#### Goal:
Go through the entries below and collect each line with the string "text" in it.

Collection entries
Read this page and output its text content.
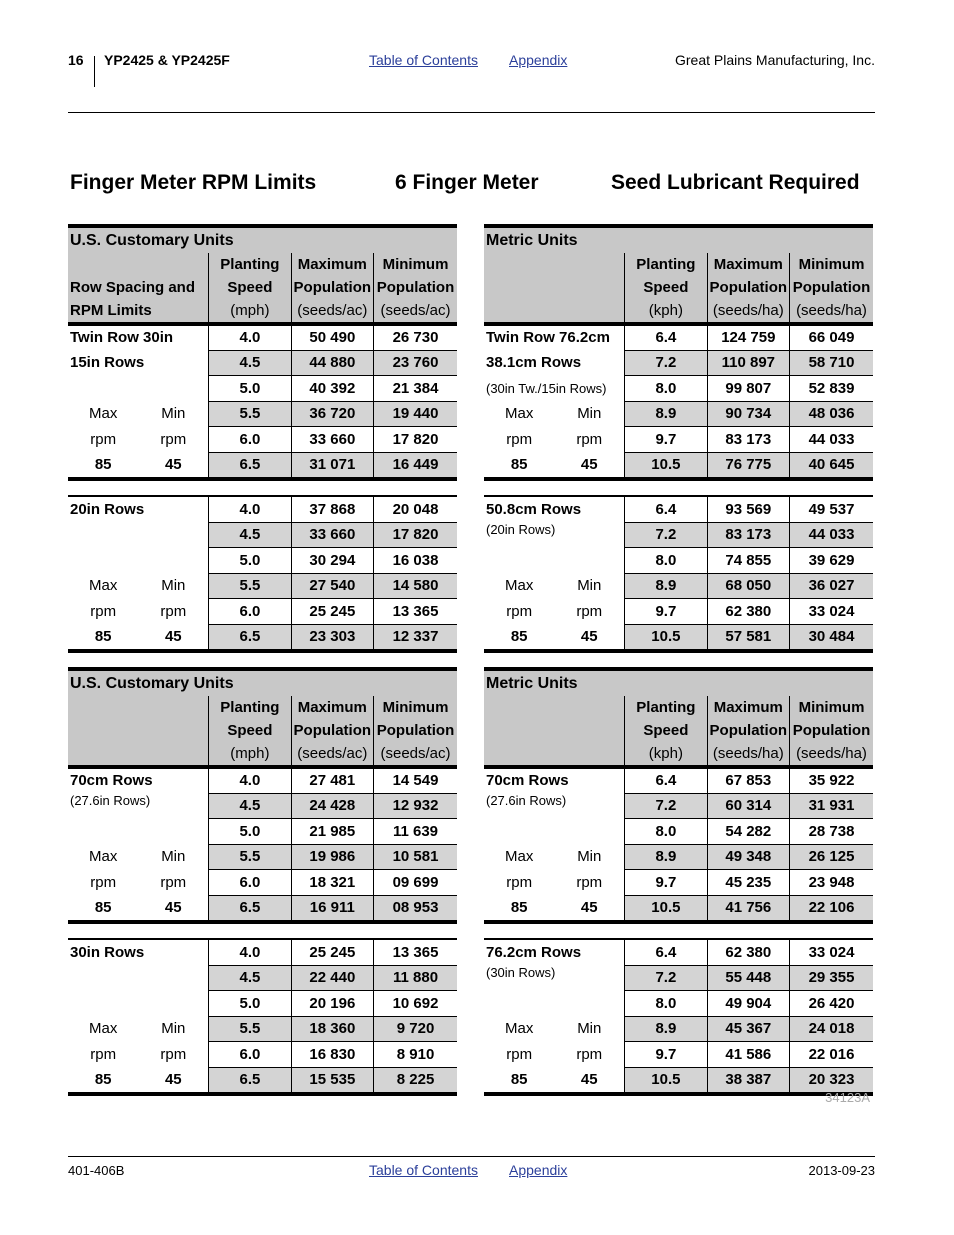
16 YP2425 & YP2425F	Table of Contents Appendix	Great Plains Manufacturing, Inc.
Finger Meter RPM Limits	6 Finger Meter	Seed Lubricant Required
U.S. Customary Units			
	Planting	Maximum	Minimum
Row Spacing and	Speed	Population	Population
RPM Limits	(mph)	(seeds/ac)	(seeds/ac)
Metric Units			
	Planting	Maximum	Minimum
	Speed	Population	Population
	(kph)	(seeds/ha)	(seeds/ha)
Twin Row 30in		4.0	50 490	26 730
15in Rows		4.5	44 880	23 760
		5.0	40 392	21 384
Max	Min	5.5	36 720	19 440
rpm	rpm	6.0	33 660	17 820
85	45	6.5	31 071	16 449
Twin Row 76.2cm		6.4	124 759	66 049
38.1cm Rows		7.2	110 897	58 710
(30in Tw./15in Rows)		8.0	99 807	52 839
Max	Min	8.9	90 734	48 036
rpm	rpm	9.7	83 173	44 033
85	45	10.5	76 775	40 645
20in Rows		4.0	37 868	20 048
		4.5	33 660	17 820
		5.0	30 294	16 038
Max	Min	5.5	27 540	14 580
rpm	rpm	6.0	25 245	13 365
85	45	6.5	23 303	12 337
50.8cm Rows		6.4	93 569	49 537
(20in Rows)		7.2	83 173	44 033
		8.0	74 855	39 629
Max	Min	8.9	68 050	36 027
rpm	rpm	9.7	62 380	33 024
85	45	10.5	57 581	30 484
U.S. Customary Units			
	Planting	Maximum	Minimum
	Speed	Population	Population
	(mph)	(seeds/ac)	(seeds/ac)
Metric Units			
	Planting	Maximum	Minimum
	Speed	Population	Population
	(kph)	(seeds/ha)	(seeds/ha)
70cm Rows		4.0	27 481	14 549
(27.6in Rows)		4.5	24 428	12 932
		5.0	21 985	11 639
Max	Min	5.5	19 986	10 581
rpm	rpm	6.0	18 321	09 699
85	45	6.5	16 911	08 953
70cm Rows		6.4	67 853	35 922
(27.6in Rows)		7.2	60 314	31 931
		8.0	54 282	28 738
Max	Min	8.9	49 348	26 125
rpm	rpm	9.7	45 235	23 948
85	45	10.5	41 756	22 106
30in Rows		4.0	25 245	13 365
		4.5	22 440	11 880
		5.0	20 196	10 692
Max	Min	5.5	18 360	9 720
rpm	rpm	6.0	16 830	8 910
85	45	6.5	15 535	8 225
76.2cm Rows		6.4	62 380	33 024
(30in Rows)		7.2	55 448	29 355
		8.0	49 904	26 420
Max	Min	8.9	45 367	24 018
rpm	rpm	9.7	41 586	22 016
85	45	10.5	38 387	20 323
34123A
401-406B	Table of Contents Appendix	2013-09-23
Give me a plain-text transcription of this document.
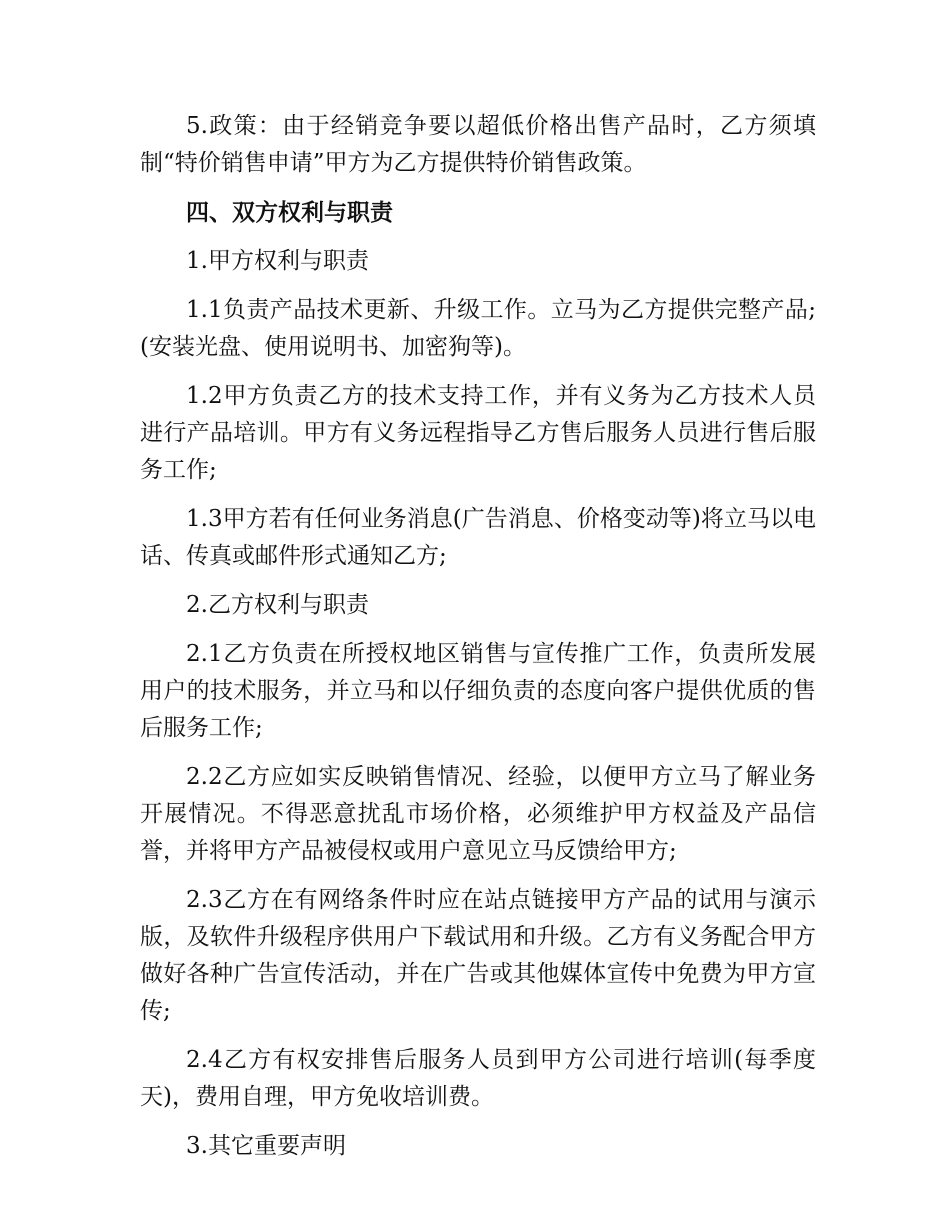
5.政策：由于经销竞争要以超低价格出售产品时，乙方须填制“特价销售申请”甲方为乙方提供特价销售政策。

四、双方权利与职责

1.甲方权利与职责

1.1负责产品技术更新、升级工作。立马为乙方提供完整产品;(安装光盘、使用说明书、加密狗等)。

1.2甲方负责乙方的技术支持工作，并有义务为乙方技术人员进行产品培训。甲方有义务远程指导乙方售后服务人员进行售后服务工作;

1.3甲方若有任何业务消息(广告消息、价格变动等)将立马以电话、传真或邮件形式通知乙方;

2.乙方权利与职责

2.1乙方负责在所授权地区销售与宣传推广工作，负责所发展用户的技术服务，并立马和以仔细负责的态度向客户提供优质的售后服务工作;

2.2乙方应如实反映销售情况、经验，以便甲方立马了解业务开展情况。不得恶意扰乱市场价格，必须维护甲方权益及产品信誉，并将甲方产品被侵权或用户意见立马反馈给甲方;

2.3乙方在有网络条件时应在站点链接甲方产品的试用与演示版，及软件升级程序供用户下载试用和升级。乙方有义务配合甲方做好各种广告宣传活动，并在广告或其他媒体宣传中免费为甲方宣传;

2.4乙方有权安排售后服务人员到甲方公司进行培训(每季度天)，费用自理，甲方免收培训费。

3.其它重要声明
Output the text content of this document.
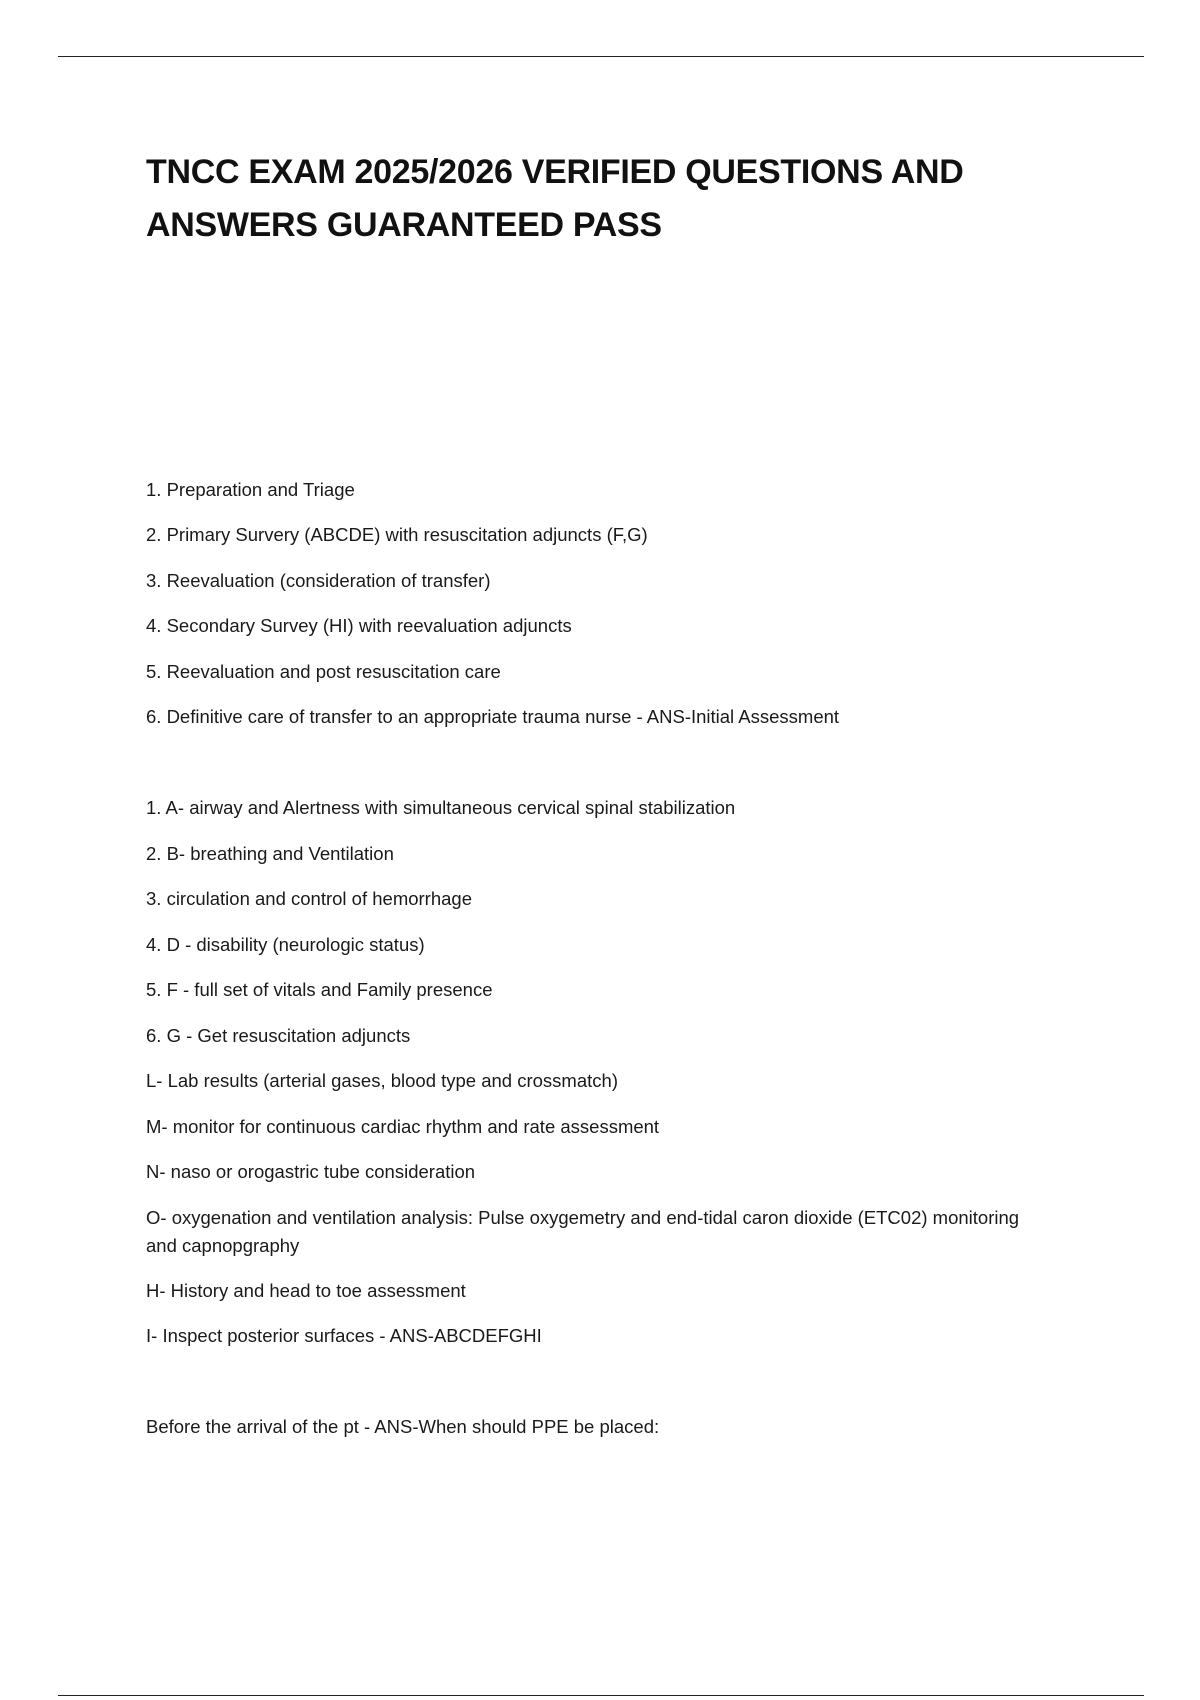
TNCC EXAM 2025/2026 VERIFIED QUESTIONS AND ANSWERS GUARANTEED PASS

1. Preparation and Triage

2. Primary Survery (ABCDE) with resuscitation adjuncts (F,G)

3. Reevaluation (consideration of transfer)

4. Secondary Survey (HI) with reevaluation adjuncts

5. Reevaluation and post resuscitation care

6. Definitive care of transfer to an appropriate trauma nurse - ANS-Initial Assessment

1. A- airway and Alertness with simultaneous cervical spinal stabilization

2. B- breathing and Ventilation

3. circulation and control of hemorrhage

4. D - disability (neurologic status)

5. F - full set of vitals and Family presence

6. G - Get resuscitation adjuncts

L- Lab results (arterial gases, blood type and crossmatch)

M- monitor for continuous cardiac rhythm and rate assessment

N- naso or orogastric tube consideration

O- oxygenation and ventilation analysis: Pulse oxygemetry and end-tidal caron dioxide (ETC02) monitoring and capnopgraphy

H- History and head to toe assessment

I- Inspect posterior surfaces - ANS-ABCDEFGHI

Before the arrival of the pt - ANS-When should PPE be placed:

#### The result:
Read this page and output its text content.
Give me a plain-text transcription of this document.
Output the text content of this document.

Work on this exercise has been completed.